Data excerpts
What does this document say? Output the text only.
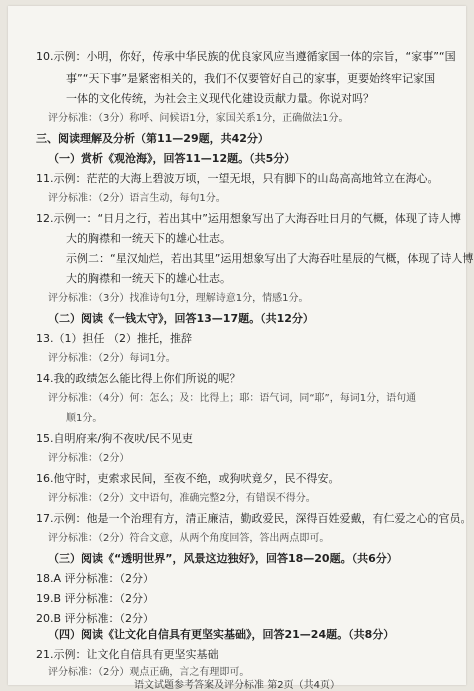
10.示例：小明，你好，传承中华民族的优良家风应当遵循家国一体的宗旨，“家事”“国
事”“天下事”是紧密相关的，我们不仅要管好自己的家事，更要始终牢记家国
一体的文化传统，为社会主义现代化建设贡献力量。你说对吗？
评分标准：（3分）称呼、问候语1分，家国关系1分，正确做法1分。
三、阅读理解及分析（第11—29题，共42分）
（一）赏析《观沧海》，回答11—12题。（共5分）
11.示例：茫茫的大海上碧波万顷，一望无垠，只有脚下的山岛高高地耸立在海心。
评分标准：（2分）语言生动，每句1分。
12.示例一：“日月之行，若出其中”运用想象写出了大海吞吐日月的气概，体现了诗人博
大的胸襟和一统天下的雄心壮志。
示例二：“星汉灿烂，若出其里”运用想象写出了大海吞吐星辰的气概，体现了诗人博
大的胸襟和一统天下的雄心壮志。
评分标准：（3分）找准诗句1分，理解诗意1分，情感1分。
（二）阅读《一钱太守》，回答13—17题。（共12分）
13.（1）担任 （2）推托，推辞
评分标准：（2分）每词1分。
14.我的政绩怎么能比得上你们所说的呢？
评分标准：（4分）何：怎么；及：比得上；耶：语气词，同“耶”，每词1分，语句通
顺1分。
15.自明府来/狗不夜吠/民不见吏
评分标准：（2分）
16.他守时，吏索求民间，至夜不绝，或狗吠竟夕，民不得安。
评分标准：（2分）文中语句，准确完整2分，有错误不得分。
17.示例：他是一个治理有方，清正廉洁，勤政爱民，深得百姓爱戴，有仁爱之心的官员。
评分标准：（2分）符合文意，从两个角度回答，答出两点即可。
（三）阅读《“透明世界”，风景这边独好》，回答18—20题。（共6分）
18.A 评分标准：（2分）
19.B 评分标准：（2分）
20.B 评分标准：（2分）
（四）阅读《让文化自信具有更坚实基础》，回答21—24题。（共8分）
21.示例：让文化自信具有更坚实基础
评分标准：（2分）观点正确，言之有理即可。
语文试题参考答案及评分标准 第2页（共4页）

==

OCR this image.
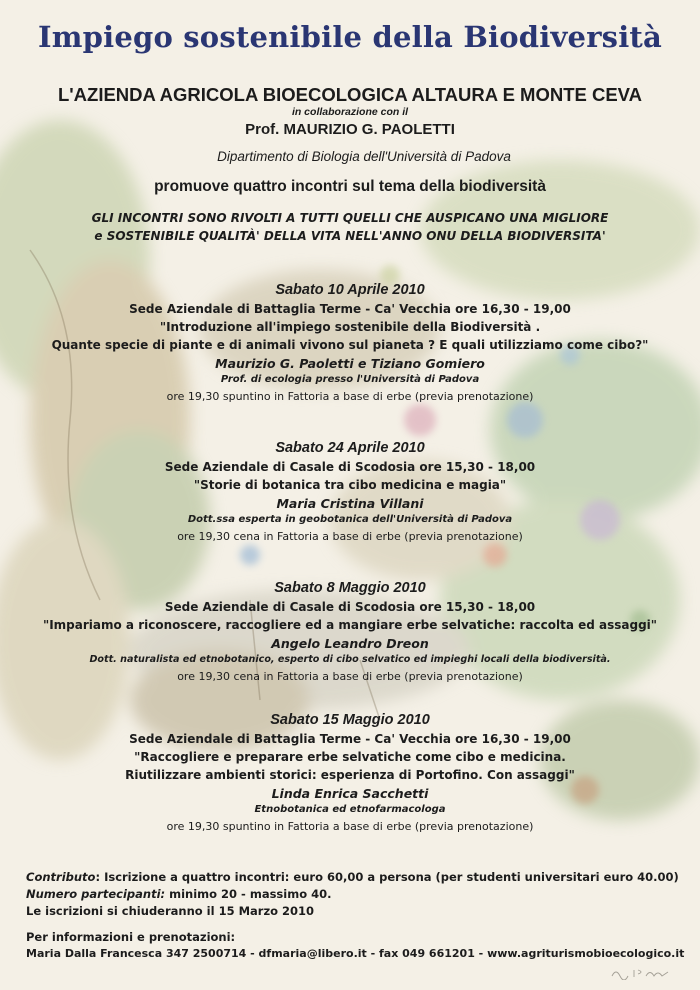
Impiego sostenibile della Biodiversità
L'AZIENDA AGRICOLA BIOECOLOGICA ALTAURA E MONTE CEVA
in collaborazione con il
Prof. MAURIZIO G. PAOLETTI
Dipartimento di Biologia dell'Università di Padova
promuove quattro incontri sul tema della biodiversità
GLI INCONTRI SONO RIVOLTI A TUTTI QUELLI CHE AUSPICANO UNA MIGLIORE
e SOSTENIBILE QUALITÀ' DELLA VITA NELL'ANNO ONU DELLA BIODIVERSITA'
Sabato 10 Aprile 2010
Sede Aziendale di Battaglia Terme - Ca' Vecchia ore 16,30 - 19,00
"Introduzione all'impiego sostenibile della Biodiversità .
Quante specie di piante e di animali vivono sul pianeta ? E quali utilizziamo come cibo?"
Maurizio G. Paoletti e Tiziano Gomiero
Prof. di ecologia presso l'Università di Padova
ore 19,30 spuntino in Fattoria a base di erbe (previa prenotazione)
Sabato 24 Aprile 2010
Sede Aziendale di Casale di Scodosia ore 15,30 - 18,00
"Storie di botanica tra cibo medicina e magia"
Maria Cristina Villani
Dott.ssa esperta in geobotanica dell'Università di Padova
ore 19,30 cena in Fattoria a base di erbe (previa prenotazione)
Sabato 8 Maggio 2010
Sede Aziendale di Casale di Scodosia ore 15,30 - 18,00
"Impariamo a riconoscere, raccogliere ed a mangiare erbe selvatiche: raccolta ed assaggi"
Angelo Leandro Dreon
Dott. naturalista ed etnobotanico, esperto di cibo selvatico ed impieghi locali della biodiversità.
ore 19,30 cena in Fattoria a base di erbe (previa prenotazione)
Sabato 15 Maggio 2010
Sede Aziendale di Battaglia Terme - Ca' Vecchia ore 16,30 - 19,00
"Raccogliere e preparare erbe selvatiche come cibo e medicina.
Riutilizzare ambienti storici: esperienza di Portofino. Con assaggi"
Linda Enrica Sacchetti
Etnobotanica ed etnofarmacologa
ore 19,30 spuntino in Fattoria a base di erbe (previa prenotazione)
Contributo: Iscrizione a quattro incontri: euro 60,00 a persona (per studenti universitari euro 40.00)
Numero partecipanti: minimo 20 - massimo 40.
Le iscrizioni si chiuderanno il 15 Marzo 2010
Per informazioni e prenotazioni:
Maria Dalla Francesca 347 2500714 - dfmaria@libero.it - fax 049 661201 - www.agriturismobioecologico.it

---

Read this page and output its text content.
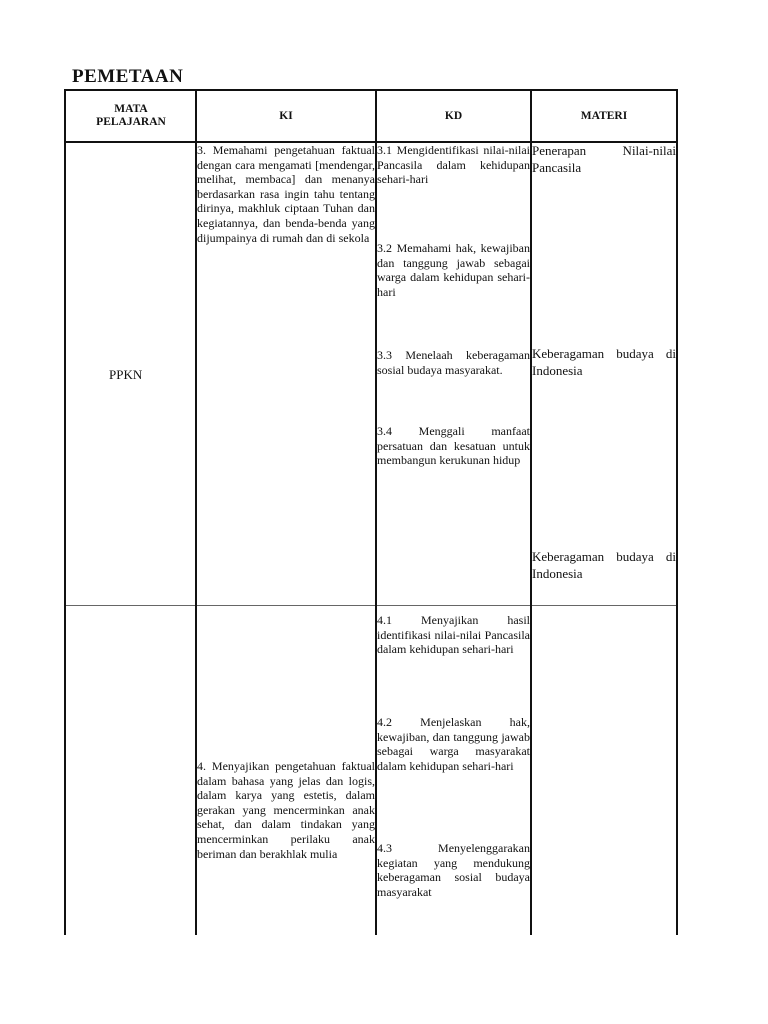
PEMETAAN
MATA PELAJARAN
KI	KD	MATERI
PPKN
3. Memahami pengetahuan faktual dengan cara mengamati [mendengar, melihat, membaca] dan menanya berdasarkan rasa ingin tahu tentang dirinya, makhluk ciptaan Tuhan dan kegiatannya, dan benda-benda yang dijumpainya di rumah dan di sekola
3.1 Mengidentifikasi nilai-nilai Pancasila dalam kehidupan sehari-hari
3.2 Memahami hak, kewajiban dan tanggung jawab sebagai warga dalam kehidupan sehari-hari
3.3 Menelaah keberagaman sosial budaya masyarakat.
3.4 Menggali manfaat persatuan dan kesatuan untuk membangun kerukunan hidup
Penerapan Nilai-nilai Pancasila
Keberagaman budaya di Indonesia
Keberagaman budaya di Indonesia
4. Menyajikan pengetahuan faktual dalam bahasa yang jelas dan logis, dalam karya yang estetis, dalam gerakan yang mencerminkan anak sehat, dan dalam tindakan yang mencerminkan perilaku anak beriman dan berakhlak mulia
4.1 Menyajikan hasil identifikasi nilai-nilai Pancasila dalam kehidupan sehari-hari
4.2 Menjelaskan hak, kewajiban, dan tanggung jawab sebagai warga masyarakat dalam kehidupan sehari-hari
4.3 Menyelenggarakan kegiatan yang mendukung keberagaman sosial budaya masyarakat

> [REQUIREMENT]: Copy all the lines above that hold the string "Aprile".

> [TASK RESPONSE]:
Sabato 10 Aprile 2010
Sabato 24 Aprile 2010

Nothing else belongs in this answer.